## What you need to do
Your task is to repeat the entries underneath exactly, minus the pictures.

## The input
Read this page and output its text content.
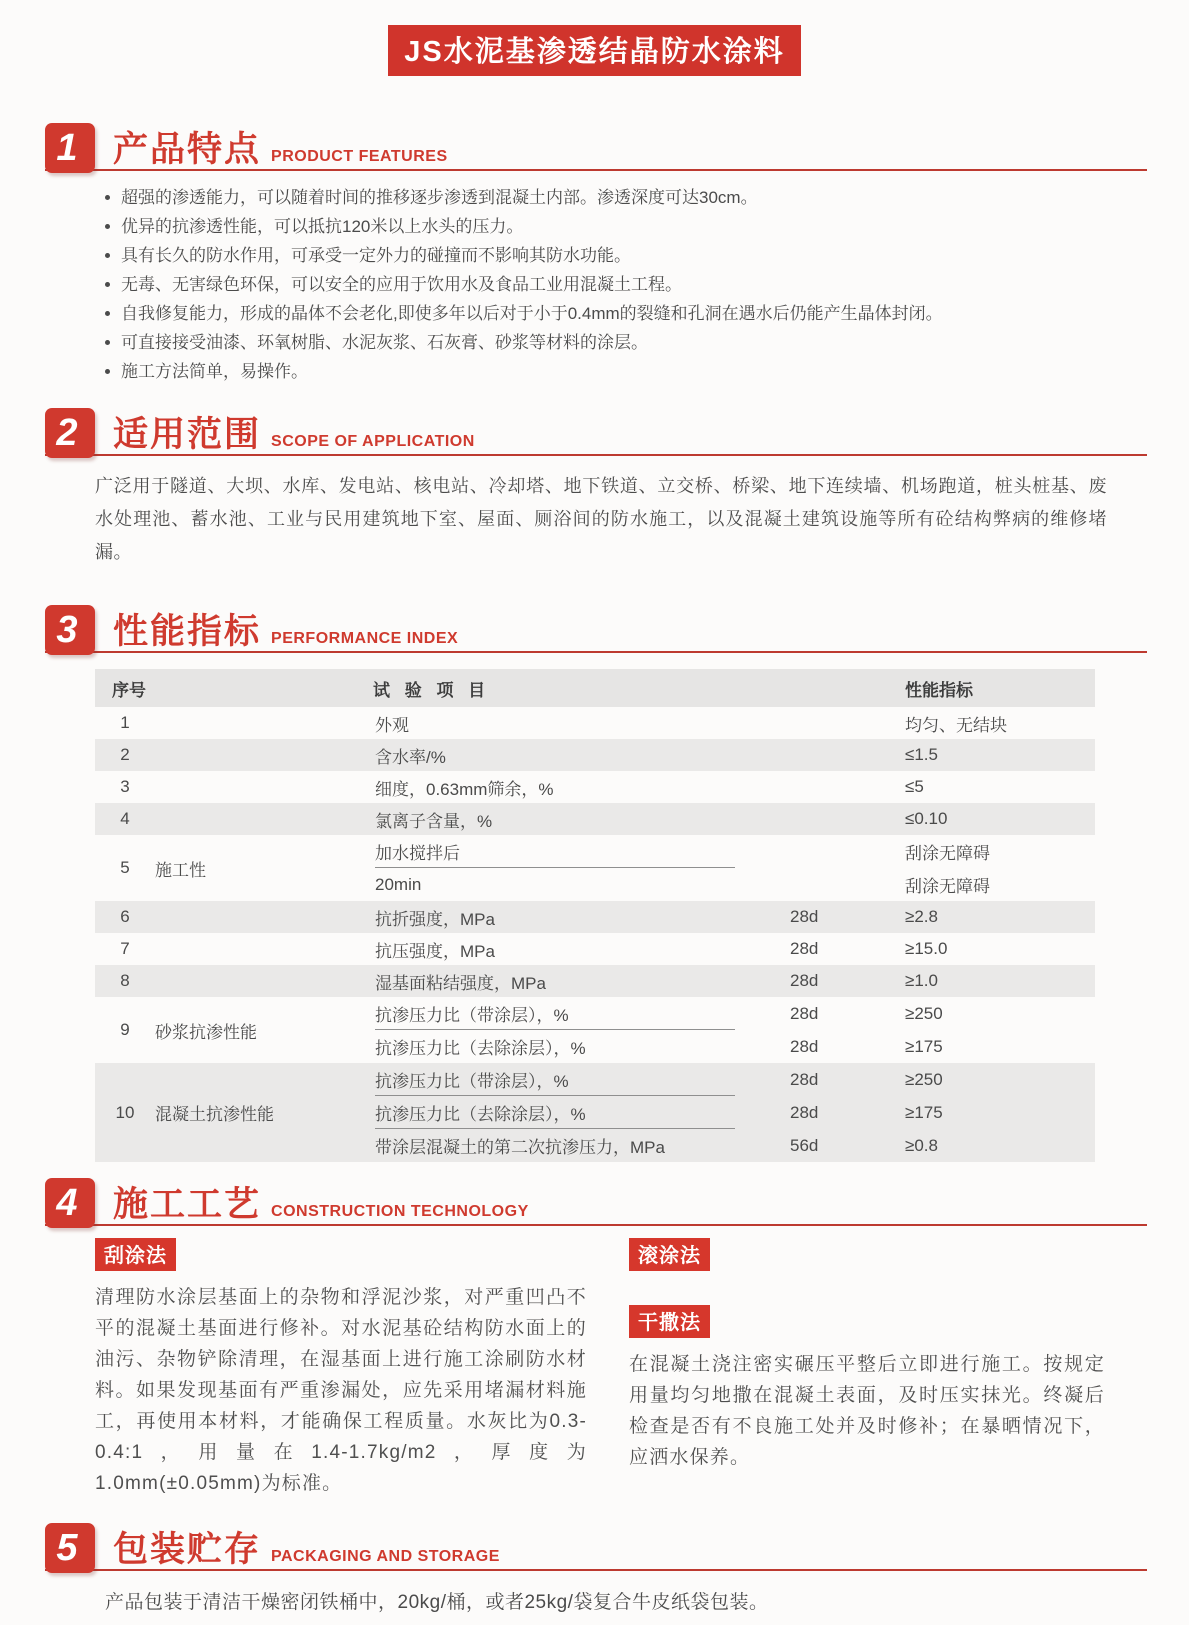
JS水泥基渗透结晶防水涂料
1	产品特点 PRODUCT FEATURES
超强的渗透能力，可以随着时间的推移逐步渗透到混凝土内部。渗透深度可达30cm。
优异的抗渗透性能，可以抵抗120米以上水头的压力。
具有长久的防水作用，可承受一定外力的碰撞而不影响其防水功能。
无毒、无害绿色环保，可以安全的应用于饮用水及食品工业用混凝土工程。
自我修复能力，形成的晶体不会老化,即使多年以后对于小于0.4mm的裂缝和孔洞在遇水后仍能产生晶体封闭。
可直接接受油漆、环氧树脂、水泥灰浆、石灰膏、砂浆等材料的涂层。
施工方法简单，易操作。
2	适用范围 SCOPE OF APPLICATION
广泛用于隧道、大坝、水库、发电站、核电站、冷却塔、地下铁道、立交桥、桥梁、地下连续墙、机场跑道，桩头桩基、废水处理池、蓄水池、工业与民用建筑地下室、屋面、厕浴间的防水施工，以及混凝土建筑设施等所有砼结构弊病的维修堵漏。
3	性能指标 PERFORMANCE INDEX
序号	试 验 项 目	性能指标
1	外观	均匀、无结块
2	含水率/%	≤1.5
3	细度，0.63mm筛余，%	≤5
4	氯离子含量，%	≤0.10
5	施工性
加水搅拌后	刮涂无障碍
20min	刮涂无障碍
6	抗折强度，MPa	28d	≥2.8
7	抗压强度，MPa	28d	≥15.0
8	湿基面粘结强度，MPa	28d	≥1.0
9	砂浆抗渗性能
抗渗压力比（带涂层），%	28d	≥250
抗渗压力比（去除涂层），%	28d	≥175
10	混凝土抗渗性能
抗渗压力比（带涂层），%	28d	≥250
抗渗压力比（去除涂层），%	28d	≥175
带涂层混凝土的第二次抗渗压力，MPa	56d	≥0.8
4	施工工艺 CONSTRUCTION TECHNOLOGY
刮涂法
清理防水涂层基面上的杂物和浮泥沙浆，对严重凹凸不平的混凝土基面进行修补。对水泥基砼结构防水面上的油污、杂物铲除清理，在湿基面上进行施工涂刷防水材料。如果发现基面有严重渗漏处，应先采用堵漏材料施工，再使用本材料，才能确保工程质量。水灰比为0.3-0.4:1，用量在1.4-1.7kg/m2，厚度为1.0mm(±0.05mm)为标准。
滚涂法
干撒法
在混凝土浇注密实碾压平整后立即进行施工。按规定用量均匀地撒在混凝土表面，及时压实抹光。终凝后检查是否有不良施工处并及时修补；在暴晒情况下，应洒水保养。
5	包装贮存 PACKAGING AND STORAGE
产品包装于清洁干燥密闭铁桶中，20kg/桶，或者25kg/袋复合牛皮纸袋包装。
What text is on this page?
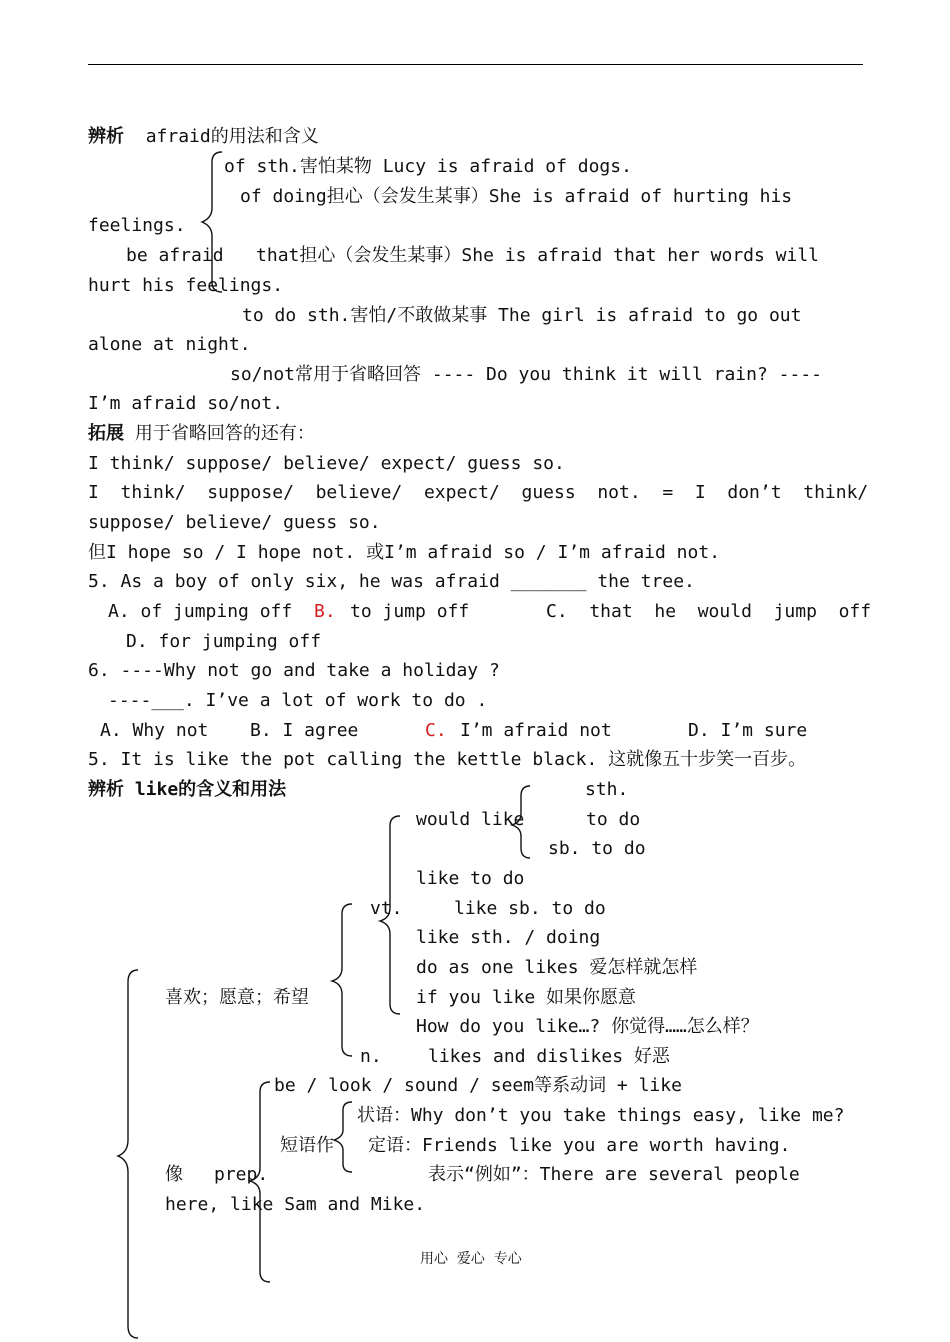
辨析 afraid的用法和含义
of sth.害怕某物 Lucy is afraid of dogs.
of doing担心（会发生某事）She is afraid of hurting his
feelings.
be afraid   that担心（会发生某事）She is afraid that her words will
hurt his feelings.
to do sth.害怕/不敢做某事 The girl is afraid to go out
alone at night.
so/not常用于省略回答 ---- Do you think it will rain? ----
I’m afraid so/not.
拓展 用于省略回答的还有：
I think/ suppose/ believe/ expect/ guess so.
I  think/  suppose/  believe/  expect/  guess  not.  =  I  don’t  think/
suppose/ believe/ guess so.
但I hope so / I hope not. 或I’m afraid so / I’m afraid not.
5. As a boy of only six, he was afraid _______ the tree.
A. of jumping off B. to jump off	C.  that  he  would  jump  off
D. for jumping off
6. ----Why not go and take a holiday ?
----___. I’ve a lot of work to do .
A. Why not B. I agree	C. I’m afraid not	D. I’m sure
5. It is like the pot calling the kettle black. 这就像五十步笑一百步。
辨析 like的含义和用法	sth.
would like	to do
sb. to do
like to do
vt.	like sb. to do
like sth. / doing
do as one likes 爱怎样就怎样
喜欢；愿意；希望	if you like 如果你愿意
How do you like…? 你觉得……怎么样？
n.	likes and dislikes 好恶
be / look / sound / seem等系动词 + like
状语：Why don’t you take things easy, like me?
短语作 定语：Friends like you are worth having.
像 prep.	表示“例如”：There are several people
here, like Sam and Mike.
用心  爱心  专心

## Reply to the task
Read this page and output its text content.
JS水泥基渗透结晶防水涂料
1	产品特点 PRODUCT FEATURES
超强的渗透能力，可以随着时间的推移逐步渗透到混凝土内部。渗透深度可达30cm。
优异的抗渗透性能，可以抵抗120米以上水头的压力。
具有长久的防水作用，可承受一定外力的碰撞而不影响其防水功能。
无毒、无害绿色环保，可以安全的应用于饮用水及食品工业用混凝土工程。
自我修复能力，形成的晶体不会老化,即使多年以后对于小于0.4mm的裂缝和孔洞在遇水后仍能产生晶体封闭。
可直接接受油漆、环氧树脂、水泥灰浆、石灰膏、砂浆等材料的涂层。
施工方法简单，易操作。
2	适用范围 SCOPE OF APPLICATION
广泛用于隧道、大坝、水库、发电站、核电站、冷却塔、地下铁道、立交桥、桥梁、地下连续墙、机场跑道，桩头桩基、废水处理池、蓄水池、工业与民用建筑地下室、屋面、厕浴间的防水施工，以及混凝土建筑设施等所有砼结构弊病的维修堵漏。
3	性能指标 PERFORMANCE INDEX
序号	试 验 项 目	性能指标
1	外观	均匀、无结块
2	含水率/%	≤1.5
3	细度，0.63mm筛余，%	≤5
4	氯离子含量，%	≤0.10
5	施工性
加水搅拌后	刮涂无障碍
20min	刮涂无障碍
6	抗折强度，MPa	28d	≥2.8
7	抗压强度，MPa	28d	≥15.0
8	湿基面粘结强度，MPa	28d	≥1.0
9	砂浆抗渗性能
抗渗压力比（带涂层），%	28d	≥250
抗渗压力比（去除涂层），%	28d	≥175
10	混凝土抗渗性能
抗渗压力比（带涂层），%	28d	≥250
抗渗压力比（去除涂层），%	28d	≥175
带涂层混凝土的第二次抗渗压力，MPa	56d	≥0.8
4	施工工艺 CONSTRUCTION TECHNOLOGY
刮涂法
清理防水涂层基面上的杂物和浮泥沙浆，对严重凹凸不平的混凝土基面进行修补。对水泥基砼结构防水面上的油污、杂物铲除清理，在湿基面上进行施工涂刷防水材料。如果发现基面有严重渗漏处，应先采用堵漏材料施工，再使用本材料，才能确保工程质量。水灰比为0.3-0.4:1，用量在1.4-1.7kg/m2，厚度为1.0mm(±0.05mm)为标准。
滚涂法
干撒法
在混凝土浇注密实碾压平整后立即进行施工。按规定用量均匀地撒在混凝土表面，及时压实抹光。终凝后检查是否有不良施工处并及时修补；在暴晒情况下，应洒水保养。
5	包装贮存 PACKAGING AND STORAGE
产品包装于清洁干燥密闭铁桶中，20kg/桶，或者25kg/袋复合牛皮纸袋包装。
What text is on this page?
辨析 afraid的用法和含义
of sth.害怕某物 Lucy is afraid of dogs.
of doing担心（会发生某事）She is afraid of hurting his
feelings.
be afraid   that担心（会发生某事）She is afraid that her words will
hurt his feelings.
to do sth.害怕/不敢做某事 The girl is afraid to go out
alone at night.
so/not常用于省略回答 ---- Do you think it will rain? ----
I’m afraid so/not.
拓展 用于省略回答的还有：
I think/ suppose/ believe/ expect/ guess so.
I  think/  suppose/  believe/  expect/  guess  not.  =  I  don’t  think/
suppose/ believe/ guess so.
但I hope so / I hope not. 或I’m afraid so / I’m afraid not.
5. As a boy of only six, he was afraid _______ the tree.
A. of jumping off B. to jump off	C.  that  he  would  jump  off
D. for jumping off
6. ----Why not go and take a holiday ?
----___. I’ve a lot of work to do .
A. Why not B. I agree	C. I’m afraid not	D. I’m sure
5. It is like the pot calling the kettle black. 这就像五十步笑一百步。
辨析 like的含义和用法	sth.
would like	to do
sb. to do
like to do
vt.	like sb. to do
like sth. / doing
do as one likes 爱怎样就怎样
喜欢；愿意；希望	if you like 如果你愿意
How do you like…? 你觉得……怎么样？
n.	likes and dislikes 好恶
be / look / sound / seem等系动词 + like
状语：Why don’t you take things easy, like me?
短语作 定语：Friends like you are worth having.
像 prep.	表示“例如”：There are several people
here, like Sam and Mike.
用心  爱心  专心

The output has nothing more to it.